[begin Information provided]

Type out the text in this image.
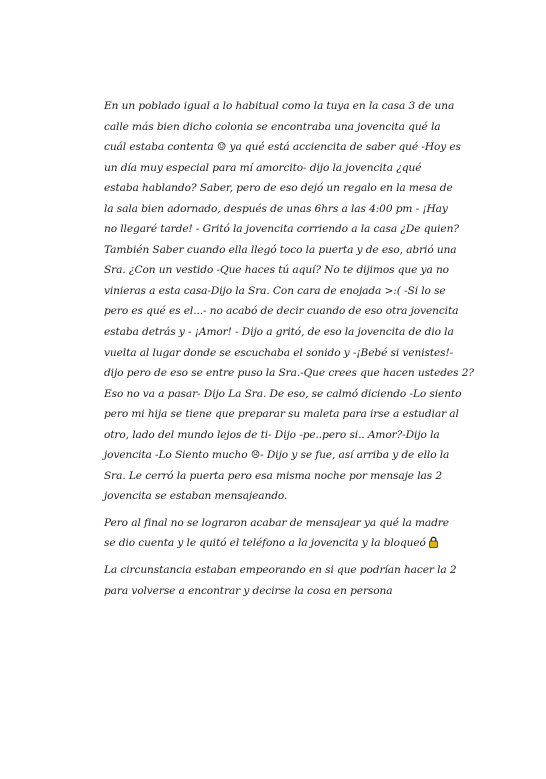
En un poblado igual a lo habitual como la tuya en la casa 3 de una
calle más bien dicho colonia se encontraba una jovencita qué la
cuál estaba contenta ☺ ya qué está acciencita de saber qué -Hoy es
un día muy especial para mí amorcito- dijo la jovencita ¿qué
estaba hablando? Saber, pero de eso dejó un regalo en la mesa de
la sala bien adornado, después de unas 6hrs a las 4:00 pm - ¡Hay
no llegaré tarde! - Gritó la jovencita corriendo a la casa ¿De quien?
También Saber cuando ella llegó toco la puerta y de eso, abrió una
Sra. ¿Con un vestido -Que haces tú aquí? No te dijimos que ya no
vinieras a esta casa-Dijo la Sra. Con cara de enojada >:( -Si lo se
pero es qué es el...- no acabó de decir cuando de eso otra jovencita
estaba detrás y - ¡Amor! - Dijo a gritó, de eso la jovencita de dio la
vuelta al lugar donde se escuchaba el sonido y -¡Bebé si venistes!-
dijo pero de eso se entre puso la Sra.-Que crees que hacen ustedes 2?
Eso no va a pasar- Dijo La Sra. De eso, se calmó diciendo -Lo siento
pero mi hija se tiene que preparar su maleta para irse a estudiar al
otro, lado del mundo lejos de ti- Dijo -pe..pero si.. Amor?-Dijo la
jovencita -Lo Siento mucho ☹- Dijo y se fue, así arriba y de ello la
Sra. Le cerró la puerta pero esa misma noche por mensaje las 2
jovencita se estaban mensajeando.

Pero al final no se lograron acabar de mensajear ya qué la madre
se dio cuenta y le quitó el teléfono a la jovencita y la bloqueó

La circunstancia estaban empeorando en si que podrían hacer la 2
para volverse a encontrar y decirse la cosa en persona
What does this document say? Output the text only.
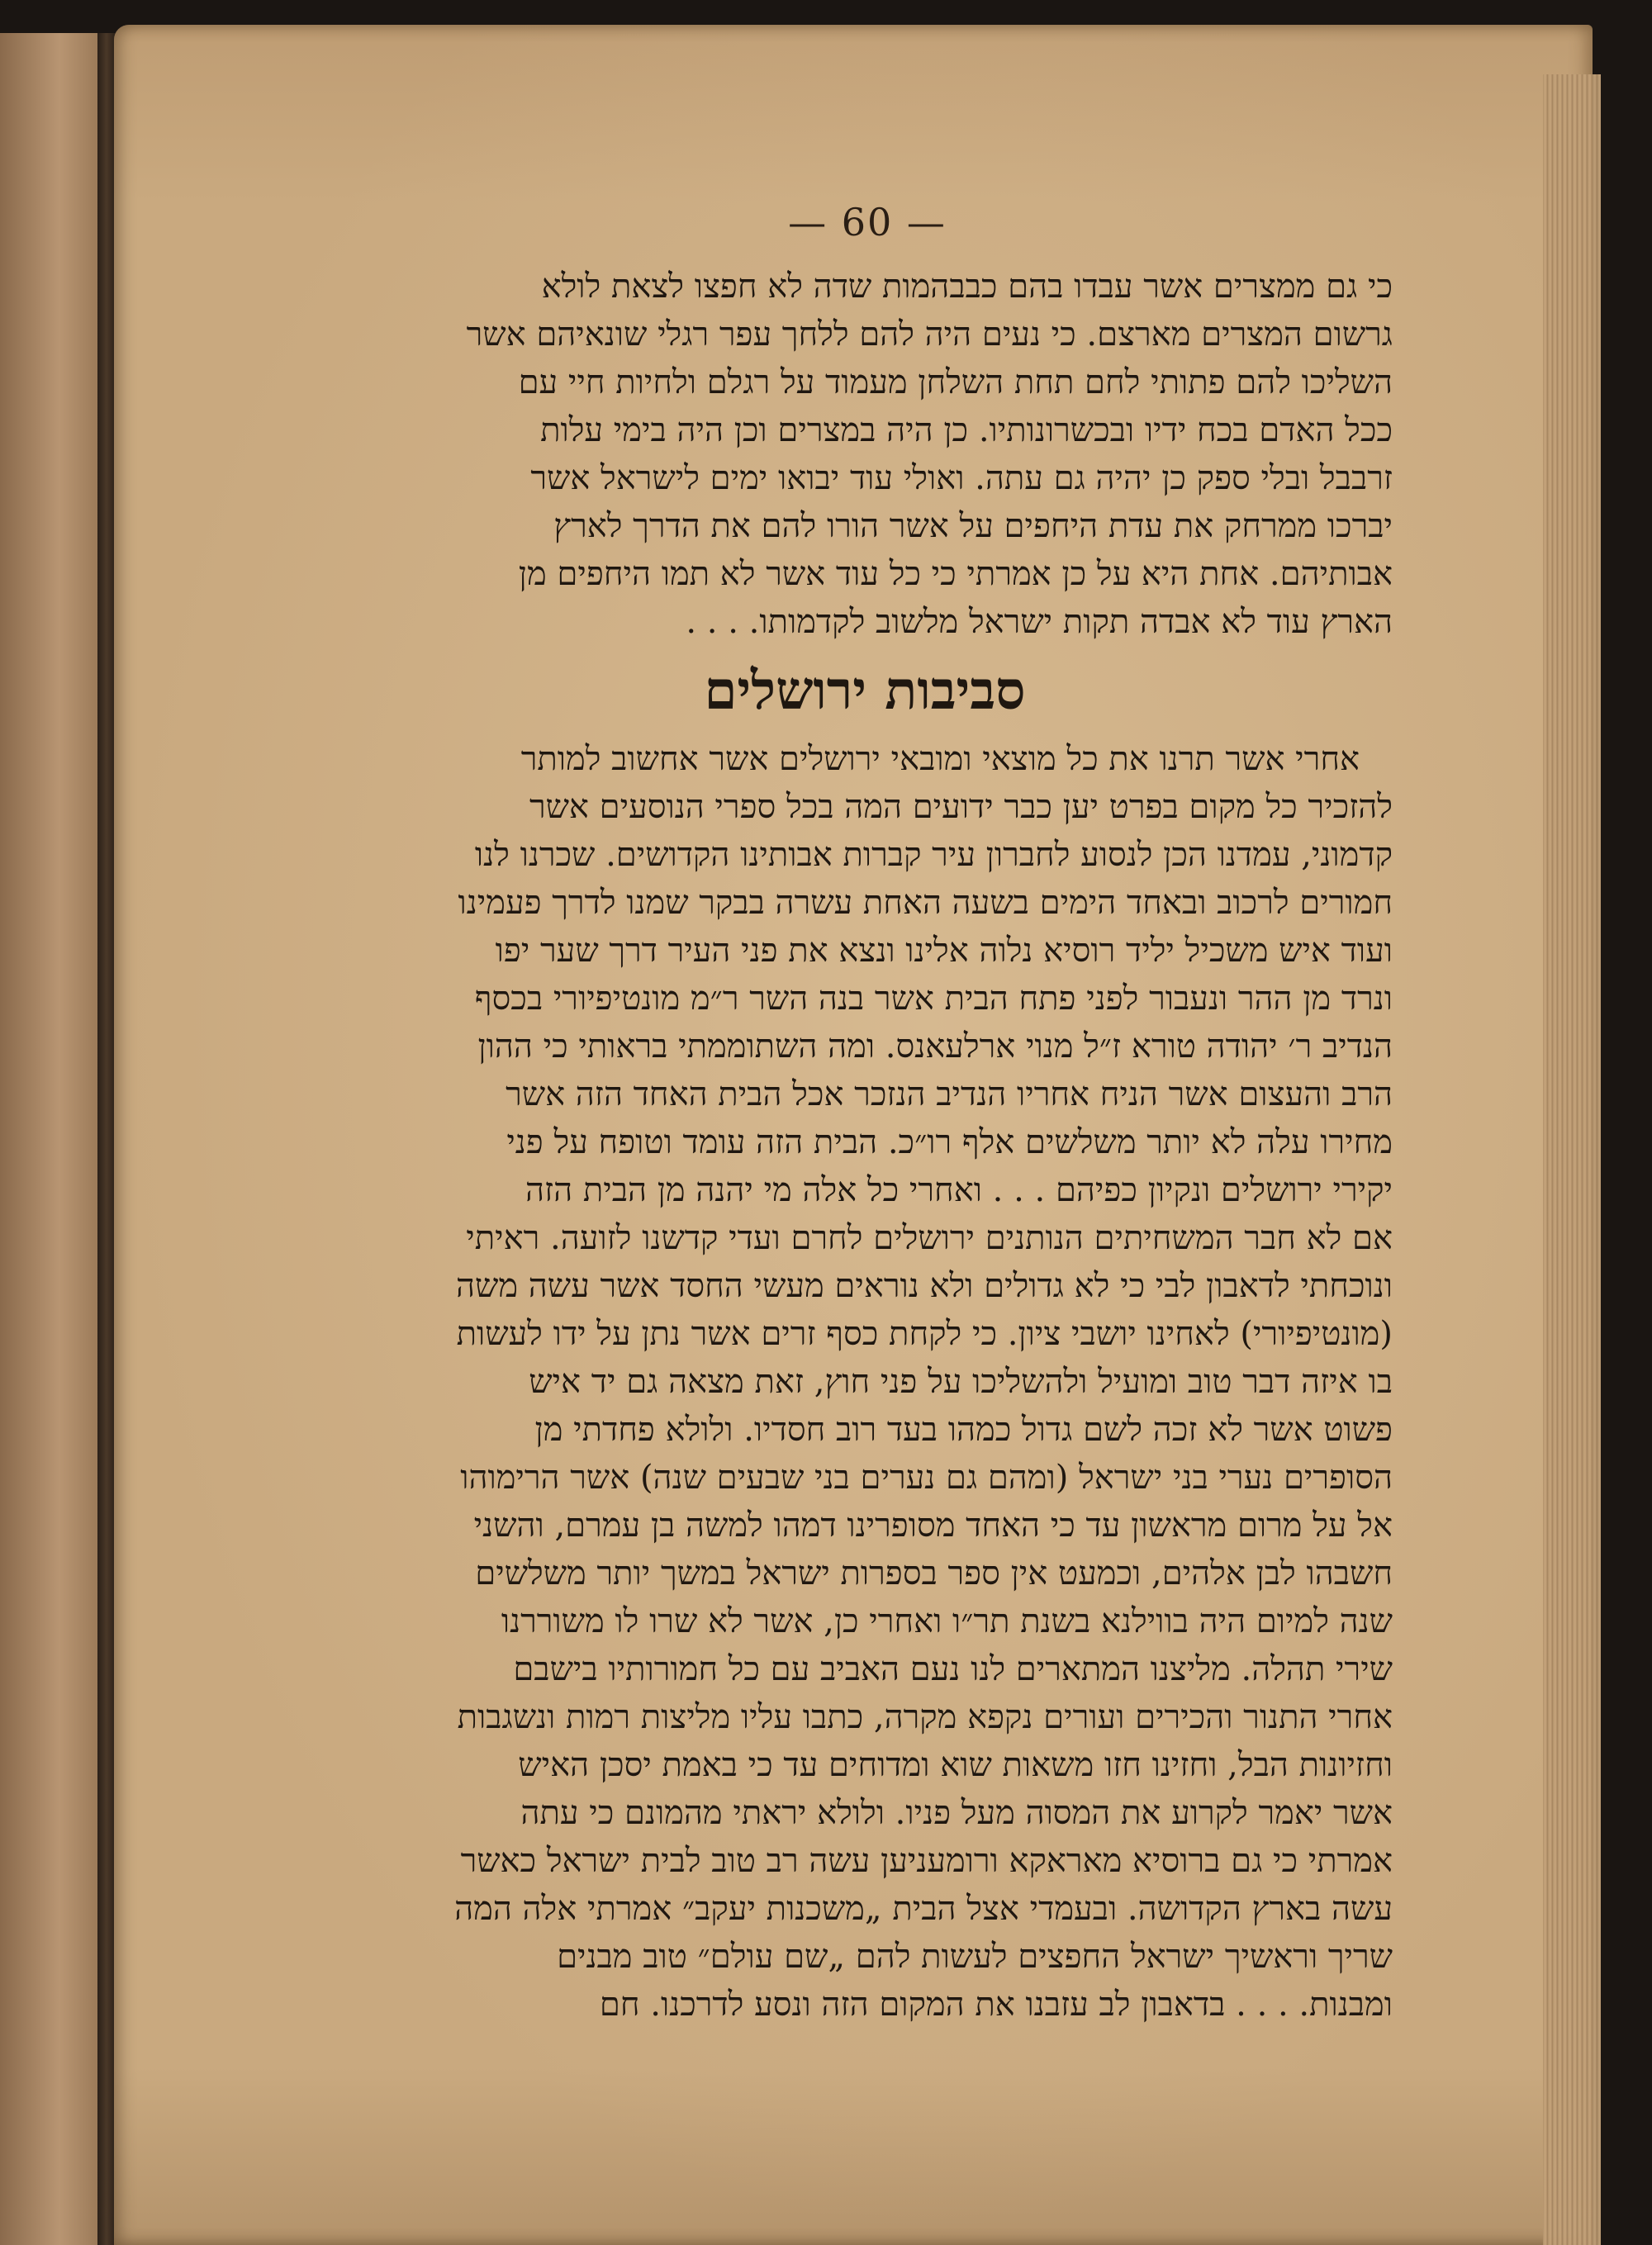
— 60 —
כי גם ממצרים אשר עבדו בהם כבבהמות שדה לא חפצו לצאת לולא
גרשום המצרים מארצם. כי נעים היה להם ללחך עפר רגלי שונאיהם אשר
השליכו להם פתותי לחם תחת השלחן מעמוד על רגלם ולחיות חיי עם
ככל האדם בכח ידיו ובכשרונותיו. כן היה במצרים וכן היה בימי עלות
זרבבל ובלי ספק כן יהיה גם עתה. ואולי עוד יבואו ימים לישראל אשר
יברכו ממרחק את עדת היחפים על אשר הורו להם את הדרך לארץ
אבותיהם. אחת היא על כן אמרתי כי כל עוד אשר לא תמו היחפים מן
הארץ עוד לא אבדה תקות ישראל מלשוב לקדמותו. . . .
סביבות ירושלים
אחרי אשר תרנו את כל מוצאי ומובאי ירושלים אשר אחשוב למותר
להזכיר כל מקום בפרט יען כבר ידועים המה בכל ספרי הנוסעים אשר
קדמוני, עמדנו הכן לנסוע לחברון עיר קברות אבותינו הקדושים. שכרנו לנו
חמורים לרכוב ובאחד הימים בשעה האחת עשרה בבקר שמנו לדרך פעמינו
ועוד איש משכיל יליד רוסיא נלוה אלינו ונצא את פני העיר דרך שער יפו
ונרד מן ההר ונעבור לפני פתח הבית אשר בנה השר ר״מ מונטיפיורי בכסף
הנדיב ר׳ יהודה טורא ז״ל מנוי ארלעאנס. ומה השתוממתי בראותי כי ההון
הרב והעצום אשר הניח אחריו הנדיב הנזכר אכל הבית האחד הזה אשר
מחירו עלה לא יותר משלשים אלף רו״כ. הבית הזה עומד וטופח על פני
יקירי ירושלים ונקיון כפיהם . . . ואחרי כל אלה מי יהנה מן הבית הזה
אם לא חבר המשחיתים הנותנים ירושלים לחרם ועדי קדשנו לזועה. ראיתי
ונוכחתי לדאבון לבי כי לא גדולים ולא נוראים מעשי החסד אשר עשה משה
(מונטיפיורי) לאחינו יושבי ציון. כי לקחת כסף זרים אשר נתן על ידו לעשות
בו איזה דבר טוב ומועיל ולהשליכו על פני חוץ, זאת מצאה גם יד איש
פשוט אשר לא זכה לשם גדול כמהו בעד רוב חסדיו. ולולא פחדתי מן
הסופרים נערי בני ישראל (ומהם גם נערים בני שבעים שנה) אשר הרימוהו
אל על מרום מראשון עד כי האחד מסופרינו דמהו למשה בן עמרם, והשני
חשבהו לבן אלהים, וכמעט אין ספר בספרות ישראל במשך יותר משלשים
שנה למיום היה בווילנא בשנת תר״ו ואחרי כן, אשר לא שרו לו משוררנו
שירי תהלה. מליצנו המתארים לנו נעם האביב עם כל חמורותיו בישבם
אחרי התנור והכירים ועורים נקפא מקרה, כתבו עליו מליצות רמות ונשגבות
וחזיונות הבל, וחזינו חזו משאות שוא ומדוחים עד כי באמת יסכן האיש
אשר יאמר לקרוע את המסוה מעל פניו. ולולא יראתי מהמונם כי עתה
אמרתי כי גם ברוסיא מאראקא ורומעניען עשה רב טוב לבית ישראל כאשר
עשה בארץ הקדושה. ובעמדי אצל הבית „משכנות יעקב״ אמרתי אלה המה
שריך וראשיך ישראל החפצים לעשות להם „שם עולם״ טוב מבנים
ומבנות. . . . בדאבון לב עזבנו את המקום הזה ונסע לדרכנו. חם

[end Information provided]

▸ **To be done**
Locate the lines above that hold the word "bien". Show every one of them.

▸ **Task response**
calle más bien dicho colonia se encontraba una jovencita qué la
la sala bien adornado, después de unas 6hrs a las 4:00 pm - ¡Hay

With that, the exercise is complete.